◆ JOB:
Without omitting anything, return the records precisely as given.

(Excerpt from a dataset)
━━━━━━━━

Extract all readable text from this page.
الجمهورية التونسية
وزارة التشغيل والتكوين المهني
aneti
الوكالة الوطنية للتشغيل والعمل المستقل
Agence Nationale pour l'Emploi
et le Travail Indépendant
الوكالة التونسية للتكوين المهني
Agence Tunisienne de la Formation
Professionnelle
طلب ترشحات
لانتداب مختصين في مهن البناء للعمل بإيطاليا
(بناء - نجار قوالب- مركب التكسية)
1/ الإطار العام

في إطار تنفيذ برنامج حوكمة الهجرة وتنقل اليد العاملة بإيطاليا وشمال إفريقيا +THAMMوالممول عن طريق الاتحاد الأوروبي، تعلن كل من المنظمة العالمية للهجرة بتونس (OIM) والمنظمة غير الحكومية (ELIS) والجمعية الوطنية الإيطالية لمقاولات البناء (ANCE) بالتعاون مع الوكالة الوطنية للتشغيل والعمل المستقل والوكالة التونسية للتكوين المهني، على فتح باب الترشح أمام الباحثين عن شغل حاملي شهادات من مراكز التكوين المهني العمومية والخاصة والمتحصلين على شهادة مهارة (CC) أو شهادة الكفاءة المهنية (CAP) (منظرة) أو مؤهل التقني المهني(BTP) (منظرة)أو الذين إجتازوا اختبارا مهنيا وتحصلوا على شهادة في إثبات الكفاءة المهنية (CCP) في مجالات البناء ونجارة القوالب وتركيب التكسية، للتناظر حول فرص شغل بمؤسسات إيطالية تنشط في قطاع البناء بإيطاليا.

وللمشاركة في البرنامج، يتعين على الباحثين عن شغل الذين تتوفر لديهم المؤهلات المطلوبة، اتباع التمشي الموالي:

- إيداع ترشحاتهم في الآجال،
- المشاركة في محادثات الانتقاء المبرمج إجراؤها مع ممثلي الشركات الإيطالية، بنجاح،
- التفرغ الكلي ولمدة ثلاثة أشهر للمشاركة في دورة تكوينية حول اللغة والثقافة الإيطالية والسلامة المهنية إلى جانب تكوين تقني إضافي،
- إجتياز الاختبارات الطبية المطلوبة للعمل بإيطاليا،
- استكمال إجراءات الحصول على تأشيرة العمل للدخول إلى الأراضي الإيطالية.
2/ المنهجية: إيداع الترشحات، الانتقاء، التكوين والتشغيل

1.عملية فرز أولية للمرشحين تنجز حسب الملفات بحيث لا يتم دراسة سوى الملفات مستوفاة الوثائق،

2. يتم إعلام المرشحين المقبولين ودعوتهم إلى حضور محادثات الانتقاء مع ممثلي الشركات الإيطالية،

━━━━━━━━

◆ FINISHED TASK:
Extract all readable text from this page.
الجمهورية التونسية
وزارة التشغيل والتكوين المهني
aneti
الوكالة الوطنية للتشغيل والعمل المستقل
Agence Nationale pour l'Emploi
et le Travail Indépendant
الوكالة التونسية للتكوين المهني
Agence Tunisienne de la Formation
Professionnelle
طلب ترشحات
لانتداب مختصين في مهن البناء للعمل بإيطاليا
(بناء - نجار قوالب- مركب التكسية)
1/ الإطار العام

في إطار تنفيذ برنامج حوكمة الهجرة وتنقل اليد العاملة بإيطاليا وشمال إفريقيا +THAMMوالممول عن طريق الاتحاد الأوروبي، تعلن كل من المنظمة العالمية للهجرة بتونس (OIM) والمنظمة غير الحكومية (ELIS) والجمعية الوطنية الإيطالية لمقاولات البناء (ANCE) بالتعاون مع الوكالة الوطنية للتشغيل والعمل المستقل والوكالة التونسية للتكوين المهني، على فتح باب الترشح أمام الباحثين عن شغل حاملي شهادات من مراكز التكوين المهني العمومية والخاصة والمتحصلين على شهادة مهارة (CC) أو شهادة الكفاءة المهنية (CAP) (منظرة) أو مؤهل التقني المهني(BTP) (منظرة)أو الذين إجتازوا اختبارا مهنيا وتحصلوا على شهادة في إثبات الكفاءة المهنية (CCP) في مجالات البناء ونجارة القوالب وتركيب التكسية، للتناظر حول فرص شغل بمؤسسات إيطالية تنشط في قطاع البناء بإيطاليا.

وللمشاركة في البرنامج، يتعين على الباحثين عن شغل الذين تتوفر لديهم المؤهلات المطلوبة، اتباع التمشي الموالي:

- إيداع ترشحاتهم في الآجال،
- المشاركة في محادثات الانتقاء المبرمج إجراؤها مع ممثلي الشركات الإيطالية، بنجاح،
- التفرغ الكلي ولمدة ثلاثة أشهر للمشاركة في دورة تكوينية حول اللغة والثقافة الإيطالية والسلامة المهنية إلى جانب تكوين تقني إضافي،
- إجتياز الاختبارات الطبية المطلوبة للعمل بإيطاليا،
- استكمال إجراءات الحصول على تأشيرة العمل للدخول إلى الأراضي الإيطالية.
2/ المنهجية: إيداع الترشحات، الانتقاء، التكوين والتشغيل

1.عملية فرز أولية للمرشحين تنجز حسب الملفات بحيث لا يتم دراسة سوى الملفات مستوفاة الوثائق،

2. يتم إعلام المرشحين المقبولين ودعوتهم إلى حضور محادثات الانتقاء مع ممثلي الشركات الإيطالية،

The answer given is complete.